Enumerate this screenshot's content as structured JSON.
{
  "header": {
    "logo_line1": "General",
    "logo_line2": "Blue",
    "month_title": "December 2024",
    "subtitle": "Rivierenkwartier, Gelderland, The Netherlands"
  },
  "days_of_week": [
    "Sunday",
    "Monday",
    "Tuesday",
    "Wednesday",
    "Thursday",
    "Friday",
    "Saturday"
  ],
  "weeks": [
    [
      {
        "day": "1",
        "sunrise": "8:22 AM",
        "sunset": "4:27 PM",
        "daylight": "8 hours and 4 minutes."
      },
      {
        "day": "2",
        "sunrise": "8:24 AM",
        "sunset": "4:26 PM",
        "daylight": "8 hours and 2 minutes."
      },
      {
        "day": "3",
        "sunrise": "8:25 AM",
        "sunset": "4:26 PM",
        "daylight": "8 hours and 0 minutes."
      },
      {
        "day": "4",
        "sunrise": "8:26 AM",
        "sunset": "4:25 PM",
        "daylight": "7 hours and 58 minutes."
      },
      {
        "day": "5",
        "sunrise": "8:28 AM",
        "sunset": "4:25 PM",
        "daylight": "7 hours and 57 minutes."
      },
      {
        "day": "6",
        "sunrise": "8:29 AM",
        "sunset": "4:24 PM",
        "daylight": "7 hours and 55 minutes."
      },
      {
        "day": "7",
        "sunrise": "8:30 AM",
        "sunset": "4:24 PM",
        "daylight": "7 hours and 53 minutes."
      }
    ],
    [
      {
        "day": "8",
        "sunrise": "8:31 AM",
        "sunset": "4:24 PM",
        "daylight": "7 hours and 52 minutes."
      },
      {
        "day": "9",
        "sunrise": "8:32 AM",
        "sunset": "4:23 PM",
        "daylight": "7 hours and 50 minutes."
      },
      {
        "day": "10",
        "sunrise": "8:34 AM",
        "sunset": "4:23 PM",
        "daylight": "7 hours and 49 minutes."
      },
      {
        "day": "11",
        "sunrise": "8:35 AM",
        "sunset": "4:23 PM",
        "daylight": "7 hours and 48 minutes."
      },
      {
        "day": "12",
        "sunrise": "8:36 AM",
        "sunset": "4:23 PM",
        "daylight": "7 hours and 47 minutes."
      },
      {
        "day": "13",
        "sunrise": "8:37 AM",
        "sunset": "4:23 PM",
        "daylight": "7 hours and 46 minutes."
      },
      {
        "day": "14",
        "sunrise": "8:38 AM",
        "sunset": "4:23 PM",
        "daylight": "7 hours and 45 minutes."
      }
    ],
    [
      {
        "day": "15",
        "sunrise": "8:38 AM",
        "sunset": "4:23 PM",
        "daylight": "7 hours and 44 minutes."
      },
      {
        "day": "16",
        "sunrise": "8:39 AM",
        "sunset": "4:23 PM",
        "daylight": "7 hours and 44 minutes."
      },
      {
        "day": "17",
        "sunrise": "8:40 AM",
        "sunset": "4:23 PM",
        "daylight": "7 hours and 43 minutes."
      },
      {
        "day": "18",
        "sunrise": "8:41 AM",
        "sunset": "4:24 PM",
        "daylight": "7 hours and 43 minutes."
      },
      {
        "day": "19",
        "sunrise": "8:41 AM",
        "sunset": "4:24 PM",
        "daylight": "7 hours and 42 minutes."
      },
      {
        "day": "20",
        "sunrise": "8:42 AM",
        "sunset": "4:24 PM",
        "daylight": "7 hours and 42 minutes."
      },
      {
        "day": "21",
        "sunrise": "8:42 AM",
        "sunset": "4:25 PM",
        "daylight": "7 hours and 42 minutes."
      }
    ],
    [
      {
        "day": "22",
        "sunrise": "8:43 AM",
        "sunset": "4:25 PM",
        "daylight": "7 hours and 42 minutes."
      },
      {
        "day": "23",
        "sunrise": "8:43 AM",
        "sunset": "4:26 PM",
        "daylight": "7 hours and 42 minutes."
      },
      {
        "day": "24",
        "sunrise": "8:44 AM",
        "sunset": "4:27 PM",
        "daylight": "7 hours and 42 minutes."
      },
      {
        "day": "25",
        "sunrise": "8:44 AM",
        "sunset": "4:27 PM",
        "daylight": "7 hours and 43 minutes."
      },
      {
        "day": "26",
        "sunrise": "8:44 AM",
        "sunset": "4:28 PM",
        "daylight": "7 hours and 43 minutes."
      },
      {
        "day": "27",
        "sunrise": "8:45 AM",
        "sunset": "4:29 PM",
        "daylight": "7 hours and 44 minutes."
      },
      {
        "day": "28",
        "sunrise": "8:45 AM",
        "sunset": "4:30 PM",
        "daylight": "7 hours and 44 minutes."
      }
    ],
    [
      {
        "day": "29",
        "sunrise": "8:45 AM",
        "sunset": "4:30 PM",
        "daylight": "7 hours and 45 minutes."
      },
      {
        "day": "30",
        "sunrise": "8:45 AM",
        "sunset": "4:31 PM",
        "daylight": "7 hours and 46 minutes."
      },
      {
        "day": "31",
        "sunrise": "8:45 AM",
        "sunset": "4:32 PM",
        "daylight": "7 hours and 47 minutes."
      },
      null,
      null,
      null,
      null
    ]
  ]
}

- Stated problem
Repeat each entry word for word.

- Exercise solution
Enumerate this screenshot's content as structured JSON.
{
  "header": {
    "logo_line1": "General",
    "logo_line2": "Blue",
    "month_title": "December 2024",
    "subtitle": "Rivierenkwartier, Gelderland, The Netherlands"
  },
  "days_of_week": [
    "Sunday",
    "Monday",
    "Tuesday",
    "Wednesday",
    "Thursday",
    "Friday",
    "Saturday"
  ],
  "weeks": [
    [
      {
        "day": "1",
        "sunrise": "8:22 AM",
        "sunset": "4:27 PM",
        "daylight": "8 hours and 4 minutes."
      },
      {
        "day": "2",
        "sunrise": "8:24 AM",
        "sunset": "4:26 PM",
        "daylight": "8 hours and 2 minutes."
      },
      {
        "day": "3",
        "sunrise": "8:25 AM",
        "sunset": "4:26 PM",
        "daylight": "8 hours and 0 minutes."
      },
      {
        "day": "4",
        "sunrise": "8:26 AM",
        "sunset": "4:25 PM",
        "daylight": "7 hours and 58 minutes."
      },
      {
        "day": "5",
        "sunrise": "8:28 AM",
        "sunset": "4:25 PM",
        "daylight": "7 hours and 57 minutes."
      },
      {
        "day": "6",
        "sunrise": "8:29 AM",
        "sunset": "4:24 PM",
        "daylight": "7 hours and 55 minutes."
      },
      {
        "day": "7",
        "sunrise": "8:30 AM",
        "sunset": "4:24 PM",
        "daylight": "7 hours and 53 minutes."
      }
    ],
    [
      {
        "day": "8",
        "sunrise": "8:31 AM",
        "sunset": "4:24 PM",
        "daylight": "7 hours and 52 minutes."
      },
      {
        "day": "9",
        "sunrise": "8:32 AM",
        "sunset": "4:23 PM",
        "daylight": "7 hours and 50 minutes."
      },
      {
        "day": "10",
        "sunrise": "8:34 AM",
        "sunset": "4:23 PM",
        "daylight": "7 hours and 49 minutes."
      },
      {
        "day": "11",
        "sunrise": "8:35 AM",
        "sunset": "4:23 PM",
        "daylight": "7 hours and 48 minutes."
      },
      {
        "day": "12",
        "sunrise": "8:36 AM",
        "sunset": "4:23 PM",
        "daylight": "7 hours and 47 minutes."
      },
      {
        "day": "13",
        "sunrise": "8:37 AM",
        "sunset": "4:23 PM",
        "daylight": "7 hours and 46 minutes."
      },
      {
        "day": "14",
        "sunrise": "8:38 AM",
        "sunset": "4:23 PM",
        "daylight": "7 hours and 45 minutes."
      }
    ],
    [
      {
        "day": "15",
        "sunrise": "8:38 AM",
        "sunset": "4:23 PM",
        "daylight": "7 hours and 44 minutes."
      },
      {
        "day": "16",
        "sunrise": "8:39 AM",
        "sunset": "4:23 PM",
        "daylight": "7 hours and 44 minutes."
      },
      {
        "day": "17",
        "sunrise": "8:40 AM",
        "sunset": "4:23 PM",
        "daylight": "7 hours and 43 minutes."
      },
      {
        "day": "18",
        "sunrise": "8:41 AM",
        "sunset": "4:24 PM",
        "daylight": "7 hours and 43 minutes."
      },
      {
        "day": "19",
        "sunrise": "8:41 AM",
        "sunset": "4:24 PM",
        "daylight": "7 hours and 42 minutes."
      },
      {
        "day": "20",
        "sunrise": "8:42 AM",
        "sunset": "4:24 PM",
        "daylight": "7 hours and 42 minutes."
      },
      {
        "day": "21",
        "sunrise": "8:42 AM",
        "sunset": "4:25 PM",
        "daylight": "7 hours and 42 minutes."
      }
    ],
    [
      {
        "day": "22",
        "sunrise": "8:43 AM",
        "sunset": "4:25 PM",
        "daylight": "7 hours and 42 minutes."
      },
      {
        "day": "23",
        "sunrise": "8:43 AM",
        "sunset": "4:26 PM",
        "daylight": "7 hours and 42 minutes."
      },
      {
        "day": "24",
        "sunrise": "8:44 AM",
        "sunset": "4:27 PM",
        "daylight": "7 hours and 42 minutes."
      },
      {
        "day": "25",
        "sunrise": "8:44 AM",
        "sunset": "4:27 PM",
        "daylight": "7 hours and 43 minutes."
      },
      {
        "day": "26",
        "sunrise": "8:44 AM",
        "sunset": "4:28 PM",
        "daylight": "7 hours and 43 minutes."
      },
      {
        "day": "27",
        "sunrise": "8:45 AM",
        "sunset": "4:29 PM",
        "daylight": "7 hours and 44 minutes."
      },
      {
        "day": "28",
        "sunrise": "8:45 AM",
        "sunset": "4:30 PM",
        "daylight": "7 hours and 44 minutes."
      }
    ],
    [
      {
        "day": "29",
        "sunrise": "8:45 AM",
        "sunset": "4:30 PM",
        "daylight": "7 hours and 45 minutes."
      },
      {
        "day": "30",
        "sunrise": "8:45 AM",
        "sunset": "4:31 PM",
        "daylight": "7 hours and 46 minutes."
      },
      {
        "day": "31",
        "sunrise": "8:45 AM",
        "sunset": "4:32 PM",
        "daylight": "7 hours and 47 minutes."
      },
      null,
      null,
      null,
      null
    ]
  ]
}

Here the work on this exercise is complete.